··· Reading passage ···

Character Properties, Case Mappings & Names
Q: Do all scripts have upper and lower
case?
No, as a matter of fact, most scripts do not have cases.
[JR]
Q: Do the case mappings in Unicode allow a
round-trip?
A: No, there are instances where two characters map to the
same result. For example, both a sigma and a final sigma uppercase to a
capital sigma. There are other cases where the uppercase of a character
requires decomposition. In some cases, the correct mapping also depends
on the locale. For example, in Turkish, an i maps to an
uppercase dotted I. [MD]
Q: Doesn't this cause a problem?
A: Remember that in general, case mappings of strings lose
information and thus do not allow round tripping. Take the word "anglo-American"
or the Italian word "vederLa". Once you uppercase, lowercase or
titlecase these strings, you can't recover the original just by
performing the reverse operation. [MD]
Q: Why aren't there extra characters to
support locale-independent casing for Turkish?
A: The fact is that there is too much data coded in 8859-9
(with 0xDD = LATIN CAPITAL LETTER I WITH DOT and 0xFD = LATIN SMALL
LETTER DOTLESS I) which contains both Turkish and non-Turkish text.
Transcoding this data to Unicode would be intolerably difficult if it
all had to be tagged first to sort out which 0x49 characters are
ordinary "I" and which are CAPITAL LETTER DOTLESS I. Better to accept
the compromise and get on with moving to Unicode. Moreover, there is a
strong doubt that users will "get it right" in future either when they
enter new characters. [JC]
Q: Why is there no upper-case SHARP S (ß)?
A: There are 139 lower-case letters in Unicode 2.1 that
have no direct uppercase equivalent. Should there be introduced new
bogus characters for all of them, so that when you see an "fl" ligature
you can uppercase it to "FL" without expanding anything? Of course not.
Note that case conversion is inherently language-sensitive,
notably in the case of IPA, which needs to be left strictly alone even
when embedded in another language which is being case converted. The
best you can get is an approximate fit. [JC]
Q: Is all of the Unicode case mapping
information in
UnicodeData.txt?
A: No. The
UnicodeData.txt file includes all of the 1:1 case mappings, but
doesn't include 1:many mappings such as the one needed for
uppercasing ß. Since many parsers now expect this file to have at most
single characters in the case mapping fields, an additional file (SpecialCasing.txt)
was added to provide the 1:many mappings. For more information,
see UTR #21- Case
Mappings [MD]
Q: Near the end of the SpecialCasing.txt,
there are the two lines on SIGMA that look weird to me. Can you explain
them:
# 03C3; 03C2; 03A3; 03A3; FINAL; # GREEK SMALL LETTER SIGMA
# 03C2; 03C3; 03A3; 03A3; NON_FINAL; # GREEK SMALL LETTER FINAL SIGMA
A: Both of these are conditional (column 5); that is, in
normal Greek text a 03C3 (non-final sigma) should be written as 03C2
(final sigma) if it is at the end of a word, and a 03C2 (final sigma)
should be written as a 03C3 (non-final sigma) if it is not at the end of
a word. That's what these two lines would mean if they were uncommented.

··· Dataset entries ···

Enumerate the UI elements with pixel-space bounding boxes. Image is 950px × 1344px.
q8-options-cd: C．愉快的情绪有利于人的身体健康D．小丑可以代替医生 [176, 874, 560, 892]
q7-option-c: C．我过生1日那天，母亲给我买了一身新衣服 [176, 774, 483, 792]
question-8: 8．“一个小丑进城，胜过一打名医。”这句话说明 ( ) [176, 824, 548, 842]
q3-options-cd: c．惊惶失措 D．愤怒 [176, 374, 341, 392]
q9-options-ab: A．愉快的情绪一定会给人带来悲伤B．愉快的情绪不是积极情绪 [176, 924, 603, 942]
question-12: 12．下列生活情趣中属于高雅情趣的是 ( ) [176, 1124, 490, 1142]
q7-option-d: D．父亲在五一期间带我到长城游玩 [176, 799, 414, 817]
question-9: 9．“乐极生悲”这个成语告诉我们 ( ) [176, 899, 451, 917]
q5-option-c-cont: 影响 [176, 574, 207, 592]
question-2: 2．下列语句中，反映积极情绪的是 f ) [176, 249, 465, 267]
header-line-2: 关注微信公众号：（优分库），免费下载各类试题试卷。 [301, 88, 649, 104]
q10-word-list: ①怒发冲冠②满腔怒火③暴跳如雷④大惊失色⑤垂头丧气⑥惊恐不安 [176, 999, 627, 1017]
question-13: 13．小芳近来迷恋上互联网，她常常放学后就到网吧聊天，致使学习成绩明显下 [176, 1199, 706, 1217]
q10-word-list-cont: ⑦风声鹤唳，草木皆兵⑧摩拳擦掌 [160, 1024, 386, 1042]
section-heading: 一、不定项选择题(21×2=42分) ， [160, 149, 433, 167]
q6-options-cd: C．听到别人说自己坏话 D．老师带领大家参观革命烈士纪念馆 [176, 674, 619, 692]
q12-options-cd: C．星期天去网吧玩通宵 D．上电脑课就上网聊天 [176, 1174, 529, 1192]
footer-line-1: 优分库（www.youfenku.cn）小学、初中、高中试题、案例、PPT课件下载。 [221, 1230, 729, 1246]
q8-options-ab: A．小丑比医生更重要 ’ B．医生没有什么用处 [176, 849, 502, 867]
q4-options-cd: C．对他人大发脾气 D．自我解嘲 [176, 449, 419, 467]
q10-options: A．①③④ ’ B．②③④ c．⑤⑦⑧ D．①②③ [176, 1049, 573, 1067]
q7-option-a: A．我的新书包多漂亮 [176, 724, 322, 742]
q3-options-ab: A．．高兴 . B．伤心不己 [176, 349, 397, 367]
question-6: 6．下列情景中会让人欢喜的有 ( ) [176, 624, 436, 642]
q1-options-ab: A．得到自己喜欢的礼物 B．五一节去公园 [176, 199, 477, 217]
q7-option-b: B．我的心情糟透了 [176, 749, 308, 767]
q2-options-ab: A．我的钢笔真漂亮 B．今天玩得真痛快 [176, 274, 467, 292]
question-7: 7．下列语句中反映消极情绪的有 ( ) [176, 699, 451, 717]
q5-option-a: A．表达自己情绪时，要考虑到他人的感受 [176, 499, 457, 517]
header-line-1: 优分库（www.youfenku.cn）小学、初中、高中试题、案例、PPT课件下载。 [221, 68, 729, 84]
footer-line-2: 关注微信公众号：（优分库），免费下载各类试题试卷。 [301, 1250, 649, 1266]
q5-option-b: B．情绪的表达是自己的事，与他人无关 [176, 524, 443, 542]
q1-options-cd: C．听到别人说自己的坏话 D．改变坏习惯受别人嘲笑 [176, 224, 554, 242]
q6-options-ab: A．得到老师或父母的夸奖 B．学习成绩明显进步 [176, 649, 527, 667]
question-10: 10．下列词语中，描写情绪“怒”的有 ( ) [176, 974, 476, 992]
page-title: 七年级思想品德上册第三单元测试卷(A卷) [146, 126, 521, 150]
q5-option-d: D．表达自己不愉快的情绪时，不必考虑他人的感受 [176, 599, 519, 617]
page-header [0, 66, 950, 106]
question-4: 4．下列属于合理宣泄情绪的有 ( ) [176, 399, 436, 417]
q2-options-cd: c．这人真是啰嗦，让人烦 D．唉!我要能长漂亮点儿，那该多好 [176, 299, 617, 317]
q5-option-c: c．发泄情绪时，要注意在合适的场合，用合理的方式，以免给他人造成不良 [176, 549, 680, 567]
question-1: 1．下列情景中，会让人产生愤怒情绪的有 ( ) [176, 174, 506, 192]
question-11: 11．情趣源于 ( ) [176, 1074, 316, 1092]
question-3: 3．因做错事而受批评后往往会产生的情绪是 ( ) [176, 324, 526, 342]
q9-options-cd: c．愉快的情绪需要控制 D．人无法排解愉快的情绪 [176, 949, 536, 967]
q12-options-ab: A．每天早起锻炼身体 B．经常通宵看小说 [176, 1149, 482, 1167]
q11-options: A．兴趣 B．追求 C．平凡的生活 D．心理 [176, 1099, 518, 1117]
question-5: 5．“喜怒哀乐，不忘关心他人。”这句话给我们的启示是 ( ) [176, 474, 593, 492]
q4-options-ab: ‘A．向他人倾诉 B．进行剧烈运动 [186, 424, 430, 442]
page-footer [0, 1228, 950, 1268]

···

*Directive A*
According to the case-mapping FAQ, how many lower-case letters in Unicode 2.1 have no direct uppercase equivalent?
*Directive B*
Reproduce the part of the case-mapping FAQ between "No, as a matter" and "cause a problem?", inclusive.

*Finished answer A*
139

*Finished answer B*
No, as a matter of fact, most scripts do not have cases.
[JR]
Q: Do the case mappings in Unicode allow a
round-trip?
A: No, there are instances where two characters map to the
same result. For example, both a sigma and a final sigma uppercase to a
capital sigma. There are other cases where the uppercase of a character
requires decomposition. In some cases, the correct mapping also depends
on the locale. For example, in Turkish, an i maps to an
uppercase dotted I. [MD]
Q: Doesn't this cause a problem?